Take the data that follows and retype it word for word.

(Records contained in a dataset)
++++++++

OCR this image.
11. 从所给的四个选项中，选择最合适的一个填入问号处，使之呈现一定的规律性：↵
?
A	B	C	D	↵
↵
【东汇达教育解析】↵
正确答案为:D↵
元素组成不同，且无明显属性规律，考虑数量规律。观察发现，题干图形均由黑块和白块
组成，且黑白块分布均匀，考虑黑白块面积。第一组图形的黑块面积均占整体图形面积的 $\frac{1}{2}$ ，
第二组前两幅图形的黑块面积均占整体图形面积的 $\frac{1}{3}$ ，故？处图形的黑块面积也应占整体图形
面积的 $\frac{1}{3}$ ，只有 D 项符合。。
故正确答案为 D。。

++++++++

Exercise answer>
OCR this image.
11. 从所给的四个选项中，选择最合适的一个填入问号处，使之呈现一定的规律性：↵
?
A	B	C	D	↵
↵
【东汇达教育解析】↵
正确答案为:D↵
元素组成不同，且无明显属性规律，考虑数量规律。观察发现，题干图形均由黑块和白块
组成，且黑白块分布均匀，考虑黑白块面积。第一组图形的黑块面积均占整体图形面积的 $\frac{1}{2}$ ，
第二组前两幅图形的黑块面积均占整体图形面积的 $\frac{1}{3}$ ，故？处图形的黑块面积也应占整体图形
面积的 $\frac{1}{3}$ ，只有 D 项符合。。
故正确答案为 D。。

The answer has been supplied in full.